» TASK BRIEF:
Only lines with the string "dates" matter here; gather them from the material below.

» Stored entries:
+++++

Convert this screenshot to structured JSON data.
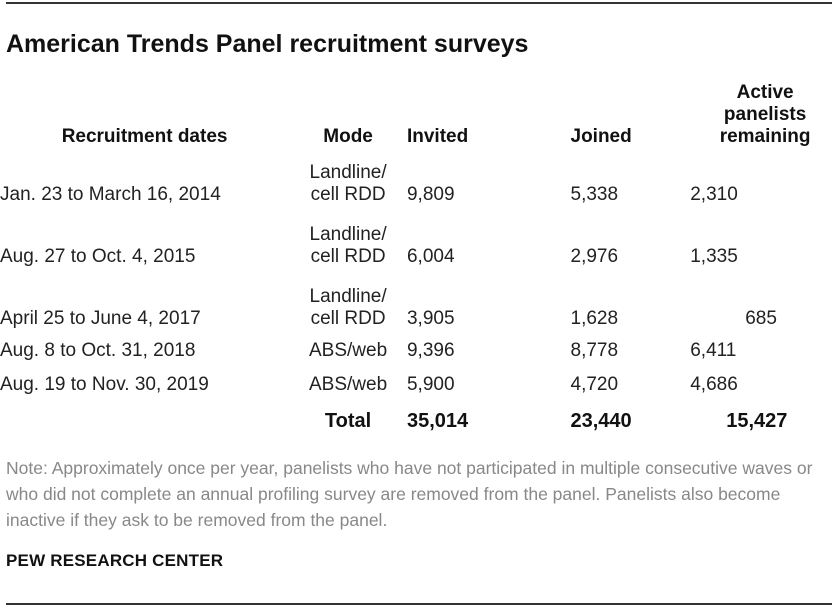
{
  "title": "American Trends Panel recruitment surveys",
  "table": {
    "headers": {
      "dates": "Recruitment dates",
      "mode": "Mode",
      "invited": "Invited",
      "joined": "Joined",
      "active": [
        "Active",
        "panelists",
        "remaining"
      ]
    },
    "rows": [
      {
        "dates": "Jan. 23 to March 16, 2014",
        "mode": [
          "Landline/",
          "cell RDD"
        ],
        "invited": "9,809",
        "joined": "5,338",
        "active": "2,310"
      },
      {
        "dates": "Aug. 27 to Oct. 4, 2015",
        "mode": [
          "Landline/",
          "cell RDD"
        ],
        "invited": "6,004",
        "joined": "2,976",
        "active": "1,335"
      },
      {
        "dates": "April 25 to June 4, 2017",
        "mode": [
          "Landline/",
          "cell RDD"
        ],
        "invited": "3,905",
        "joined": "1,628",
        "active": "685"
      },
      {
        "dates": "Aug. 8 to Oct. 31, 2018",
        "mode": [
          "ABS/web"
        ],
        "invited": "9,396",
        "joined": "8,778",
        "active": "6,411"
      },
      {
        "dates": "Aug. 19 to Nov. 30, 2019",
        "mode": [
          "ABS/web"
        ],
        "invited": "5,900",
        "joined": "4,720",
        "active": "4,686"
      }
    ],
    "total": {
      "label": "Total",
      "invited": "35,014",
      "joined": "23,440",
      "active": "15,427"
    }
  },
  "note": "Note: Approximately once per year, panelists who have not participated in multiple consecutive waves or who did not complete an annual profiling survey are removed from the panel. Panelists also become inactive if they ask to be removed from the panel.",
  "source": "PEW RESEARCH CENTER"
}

+++++

» REPLY:
      "dates": "Recruitment dates",
        "dates": "Jan. 23 to March 16, 2014",
        "dates": "Aug. 27 to Oct. 4, 2015",
        "dates": "April 25 to June 4, 2017",
        "dates": "Aug. 8 to Oct. 31, 2018",
        "dates": "Aug. 19 to Nov. 30, 2019",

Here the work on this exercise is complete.